→ **Exercise directions**
Return the count of lines that hold the string "change", with no other words.

Extracted data entries:
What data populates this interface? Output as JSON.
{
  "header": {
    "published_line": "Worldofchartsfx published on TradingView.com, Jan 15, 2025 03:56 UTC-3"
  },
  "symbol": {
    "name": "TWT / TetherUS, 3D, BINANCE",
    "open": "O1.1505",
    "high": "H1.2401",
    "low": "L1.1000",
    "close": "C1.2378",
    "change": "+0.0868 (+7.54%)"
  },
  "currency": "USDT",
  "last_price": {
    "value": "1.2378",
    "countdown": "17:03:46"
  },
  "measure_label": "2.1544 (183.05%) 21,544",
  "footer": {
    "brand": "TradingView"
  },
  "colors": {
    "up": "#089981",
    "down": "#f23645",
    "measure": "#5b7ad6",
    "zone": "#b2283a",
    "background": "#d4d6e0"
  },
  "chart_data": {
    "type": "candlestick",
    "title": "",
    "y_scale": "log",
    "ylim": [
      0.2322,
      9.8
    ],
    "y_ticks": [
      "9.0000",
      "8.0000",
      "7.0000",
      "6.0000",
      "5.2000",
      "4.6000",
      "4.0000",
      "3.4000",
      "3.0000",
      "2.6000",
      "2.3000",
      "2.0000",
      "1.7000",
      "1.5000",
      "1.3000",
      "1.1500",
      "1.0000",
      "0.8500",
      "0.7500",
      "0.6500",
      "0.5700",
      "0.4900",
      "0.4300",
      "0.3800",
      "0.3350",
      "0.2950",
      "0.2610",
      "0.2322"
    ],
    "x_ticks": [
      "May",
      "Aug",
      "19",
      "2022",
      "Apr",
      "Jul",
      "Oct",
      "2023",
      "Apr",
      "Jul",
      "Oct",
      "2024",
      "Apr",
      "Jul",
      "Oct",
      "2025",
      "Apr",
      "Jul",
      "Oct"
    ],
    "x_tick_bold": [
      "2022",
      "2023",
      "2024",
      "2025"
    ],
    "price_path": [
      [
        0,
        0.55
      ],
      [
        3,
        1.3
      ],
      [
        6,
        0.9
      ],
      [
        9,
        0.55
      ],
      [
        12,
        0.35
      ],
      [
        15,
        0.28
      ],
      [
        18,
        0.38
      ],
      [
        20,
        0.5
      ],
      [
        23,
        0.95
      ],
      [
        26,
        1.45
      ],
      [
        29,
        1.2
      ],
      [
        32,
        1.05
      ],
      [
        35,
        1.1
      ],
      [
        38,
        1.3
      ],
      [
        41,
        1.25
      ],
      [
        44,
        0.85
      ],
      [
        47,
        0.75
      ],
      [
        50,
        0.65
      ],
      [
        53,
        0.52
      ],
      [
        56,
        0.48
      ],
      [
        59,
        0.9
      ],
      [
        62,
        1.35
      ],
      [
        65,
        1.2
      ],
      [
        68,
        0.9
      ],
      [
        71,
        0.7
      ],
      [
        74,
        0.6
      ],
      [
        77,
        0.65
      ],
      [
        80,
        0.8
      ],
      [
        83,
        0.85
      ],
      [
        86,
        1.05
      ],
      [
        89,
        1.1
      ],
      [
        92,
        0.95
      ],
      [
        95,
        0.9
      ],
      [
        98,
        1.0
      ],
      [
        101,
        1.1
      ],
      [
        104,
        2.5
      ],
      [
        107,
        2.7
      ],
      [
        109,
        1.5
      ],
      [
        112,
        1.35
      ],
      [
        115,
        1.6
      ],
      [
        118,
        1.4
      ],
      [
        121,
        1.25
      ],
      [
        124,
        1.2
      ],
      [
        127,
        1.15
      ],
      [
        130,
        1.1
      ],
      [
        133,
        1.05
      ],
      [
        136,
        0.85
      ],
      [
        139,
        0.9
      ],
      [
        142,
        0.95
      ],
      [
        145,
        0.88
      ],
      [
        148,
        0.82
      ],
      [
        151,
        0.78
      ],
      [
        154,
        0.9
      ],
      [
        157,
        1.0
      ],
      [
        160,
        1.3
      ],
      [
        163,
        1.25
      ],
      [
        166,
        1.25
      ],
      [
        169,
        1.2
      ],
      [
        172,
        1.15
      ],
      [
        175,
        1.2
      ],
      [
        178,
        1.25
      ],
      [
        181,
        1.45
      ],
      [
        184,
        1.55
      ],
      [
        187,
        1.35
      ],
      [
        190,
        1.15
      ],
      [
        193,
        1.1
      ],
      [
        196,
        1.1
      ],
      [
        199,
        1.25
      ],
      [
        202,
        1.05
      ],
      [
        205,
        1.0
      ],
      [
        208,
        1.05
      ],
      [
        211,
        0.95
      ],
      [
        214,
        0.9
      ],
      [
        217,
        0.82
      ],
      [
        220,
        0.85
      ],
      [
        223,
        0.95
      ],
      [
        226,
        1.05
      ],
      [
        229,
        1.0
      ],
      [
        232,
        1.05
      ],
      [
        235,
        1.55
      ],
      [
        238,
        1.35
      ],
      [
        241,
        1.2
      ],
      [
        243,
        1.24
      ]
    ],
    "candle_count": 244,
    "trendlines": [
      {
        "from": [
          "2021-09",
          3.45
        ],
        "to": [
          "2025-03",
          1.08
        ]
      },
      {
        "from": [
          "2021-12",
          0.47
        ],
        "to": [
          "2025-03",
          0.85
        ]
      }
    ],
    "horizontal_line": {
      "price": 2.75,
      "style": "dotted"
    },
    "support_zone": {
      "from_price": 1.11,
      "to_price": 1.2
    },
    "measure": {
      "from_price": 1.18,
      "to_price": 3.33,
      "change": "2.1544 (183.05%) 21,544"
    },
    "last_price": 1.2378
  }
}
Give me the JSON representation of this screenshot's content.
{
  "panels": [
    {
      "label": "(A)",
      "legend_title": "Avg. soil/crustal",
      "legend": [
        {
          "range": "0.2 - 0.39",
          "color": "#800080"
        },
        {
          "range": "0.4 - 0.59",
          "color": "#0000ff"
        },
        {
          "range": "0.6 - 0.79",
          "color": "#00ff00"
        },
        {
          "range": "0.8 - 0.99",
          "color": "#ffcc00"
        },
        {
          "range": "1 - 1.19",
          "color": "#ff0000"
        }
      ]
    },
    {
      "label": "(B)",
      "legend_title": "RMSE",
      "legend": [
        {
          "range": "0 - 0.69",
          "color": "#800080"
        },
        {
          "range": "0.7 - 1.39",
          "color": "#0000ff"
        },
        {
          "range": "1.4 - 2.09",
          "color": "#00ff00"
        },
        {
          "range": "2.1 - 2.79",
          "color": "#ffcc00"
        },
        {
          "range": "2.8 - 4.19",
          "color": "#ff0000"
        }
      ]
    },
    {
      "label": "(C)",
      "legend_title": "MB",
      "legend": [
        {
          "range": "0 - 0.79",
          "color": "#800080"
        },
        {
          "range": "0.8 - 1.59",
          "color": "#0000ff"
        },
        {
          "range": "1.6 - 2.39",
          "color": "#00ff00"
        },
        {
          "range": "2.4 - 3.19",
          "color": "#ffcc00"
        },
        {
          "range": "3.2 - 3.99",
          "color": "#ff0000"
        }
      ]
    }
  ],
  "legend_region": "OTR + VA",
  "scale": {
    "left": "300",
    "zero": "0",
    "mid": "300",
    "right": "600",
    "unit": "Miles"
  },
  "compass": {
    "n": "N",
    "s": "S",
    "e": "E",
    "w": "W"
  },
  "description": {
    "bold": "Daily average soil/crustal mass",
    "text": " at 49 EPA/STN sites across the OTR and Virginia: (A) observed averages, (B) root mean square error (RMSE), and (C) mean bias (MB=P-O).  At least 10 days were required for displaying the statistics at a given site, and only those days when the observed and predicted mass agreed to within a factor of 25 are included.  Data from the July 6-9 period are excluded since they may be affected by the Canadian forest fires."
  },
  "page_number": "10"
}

→ **Written response**
2